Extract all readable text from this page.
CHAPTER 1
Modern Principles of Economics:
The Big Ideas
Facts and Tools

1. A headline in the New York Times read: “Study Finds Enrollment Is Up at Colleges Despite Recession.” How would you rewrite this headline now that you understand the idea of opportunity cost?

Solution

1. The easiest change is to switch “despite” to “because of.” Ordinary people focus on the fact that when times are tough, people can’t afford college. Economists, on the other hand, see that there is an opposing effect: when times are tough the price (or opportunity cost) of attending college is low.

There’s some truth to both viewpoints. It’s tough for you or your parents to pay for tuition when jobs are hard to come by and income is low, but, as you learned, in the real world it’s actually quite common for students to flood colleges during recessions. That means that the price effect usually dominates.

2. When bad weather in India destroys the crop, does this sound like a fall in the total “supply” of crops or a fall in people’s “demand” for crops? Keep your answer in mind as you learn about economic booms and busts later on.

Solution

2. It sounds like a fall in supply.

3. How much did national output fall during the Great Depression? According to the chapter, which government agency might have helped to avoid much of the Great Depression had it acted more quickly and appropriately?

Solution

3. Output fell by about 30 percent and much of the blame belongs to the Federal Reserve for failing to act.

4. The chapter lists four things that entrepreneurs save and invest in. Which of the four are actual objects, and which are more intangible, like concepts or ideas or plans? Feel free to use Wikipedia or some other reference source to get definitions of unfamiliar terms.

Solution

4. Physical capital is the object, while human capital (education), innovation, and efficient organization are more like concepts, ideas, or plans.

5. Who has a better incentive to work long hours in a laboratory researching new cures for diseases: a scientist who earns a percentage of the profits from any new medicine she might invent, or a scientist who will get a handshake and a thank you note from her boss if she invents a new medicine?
--*--
→ **Stated exercise**:
For the entries above, count the lines that contain the string "price", and state that number without further comment.

→ **Answer**:
2